(Stored items from a collection)
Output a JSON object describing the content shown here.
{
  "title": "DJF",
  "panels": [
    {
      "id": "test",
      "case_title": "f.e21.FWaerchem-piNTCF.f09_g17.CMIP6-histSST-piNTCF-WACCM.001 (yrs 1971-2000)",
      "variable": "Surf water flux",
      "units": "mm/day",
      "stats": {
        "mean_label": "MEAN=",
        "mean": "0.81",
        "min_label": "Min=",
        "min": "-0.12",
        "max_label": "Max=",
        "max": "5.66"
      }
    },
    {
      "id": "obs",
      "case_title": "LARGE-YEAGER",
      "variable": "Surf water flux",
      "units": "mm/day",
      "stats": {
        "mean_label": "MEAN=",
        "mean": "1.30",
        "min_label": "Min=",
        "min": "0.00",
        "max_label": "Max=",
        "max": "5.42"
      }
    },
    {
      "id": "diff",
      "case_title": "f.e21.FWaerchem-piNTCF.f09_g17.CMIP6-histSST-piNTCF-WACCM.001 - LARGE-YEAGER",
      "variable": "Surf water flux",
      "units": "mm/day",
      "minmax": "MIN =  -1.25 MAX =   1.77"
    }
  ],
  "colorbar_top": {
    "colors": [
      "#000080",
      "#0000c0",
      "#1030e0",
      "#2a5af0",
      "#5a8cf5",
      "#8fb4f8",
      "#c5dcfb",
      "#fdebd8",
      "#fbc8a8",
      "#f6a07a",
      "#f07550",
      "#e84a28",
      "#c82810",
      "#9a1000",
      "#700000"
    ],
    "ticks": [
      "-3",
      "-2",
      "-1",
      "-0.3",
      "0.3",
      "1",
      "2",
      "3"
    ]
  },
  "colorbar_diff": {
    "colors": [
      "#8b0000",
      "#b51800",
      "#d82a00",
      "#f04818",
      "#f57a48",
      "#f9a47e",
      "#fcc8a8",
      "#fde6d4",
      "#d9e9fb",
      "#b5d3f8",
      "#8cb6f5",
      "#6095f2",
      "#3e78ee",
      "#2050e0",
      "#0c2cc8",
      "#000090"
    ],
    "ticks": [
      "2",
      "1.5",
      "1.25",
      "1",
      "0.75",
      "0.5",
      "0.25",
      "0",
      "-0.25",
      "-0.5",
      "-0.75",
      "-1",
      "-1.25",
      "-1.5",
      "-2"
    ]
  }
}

(Given task): Return all of the above records exactly, leaving no line out.

(Expected answer):
Output a JSON object describing the content shown here.
{
  "title": "DJF",
  "panels": [
    {
      "id": "test",
      "case_title": "f.e21.FWaerchem-piNTCF.f09_g17.CMIP6-histSST-piNTCF-WACCM.001 (yrs 1971-2000)",
      "variable": "Surf water flux",
      "units": "mm/day",
      "stats": {
        "mean_label": "MEAN=",
        "mean": "0.81",
        "min_label": "Min=",
        "min": "-0.12",
        "max_label": "Max=",
        "max": "5.66"
      }
    },
    {
      "id": "obs",
      "case_title": "LARGE-YEAGER",
      "variable": "Surf water flux",
      "units": "mm/day",
      "stats": {
        "mean_label": "MEAN=",
        "mean": "1.30",
        "min_label": "Min=",
        "min": "0.00",
        "max_label": "Max=",
        "max": "5.42"
      }
    },
    {
      "id": "diff",
      "case_title": "f.e21.FWaerchem-piNTCF.f09_g17.CMIP6-histSST-piNTCF-WACCM.001 - LARGE-YEAGER",
      "variable": "Surf water flux",
      "units": "mm/day",
      "minmax": "MIN =  -1.25 MAX =   1.77"
    }
  ],
  "colorbar_top": {
    "colors": [
      "#000080",
      "#0000c0",
      "#1030e0",
      "#2a5af0",
      "#5a8cf5",
      "#8fb4f8",
      "#c5dcfb",
      "#fdebd8",
      "#fbc8a8",
      "#f6a07a",
      "#f07550",
      "#e84a28",
      "#c82810",
      "#9a1000",
      "#700000"
    ],
    "ticks": [
      "-3",
      "-2",
      "-1",
      "-0.3",
      "0.3",
      "1",
      "2",
      "3"
    ]
  },
  "colorbar_diff": {
    "colors": [
      "#8b0000",
      "#b51800",
      "#d82a00",
      "#f04818",
      "#f57a48",
      "#f9a47e",
      "#fcc8a8",
      "#fde6d4",
      "#d9e9fb",
      "#b5d3f8",
      "#8cb6f5",
      "#6095f2",
      "#3e78ee",
      "#2050e0",
      "#0c2cc8",
      "#000090"
    ],
    "ticks": [
      "2",
      "1.5",
      "1.25",
      "1",
      "0.75",
      "0.5",
      "0.25",
      "0",
      "-0.25",
      "-0.5",
      "-0.75",
      "-1",
      "-1.25",
      "-1.5",
      "-2"
    ]
  }
}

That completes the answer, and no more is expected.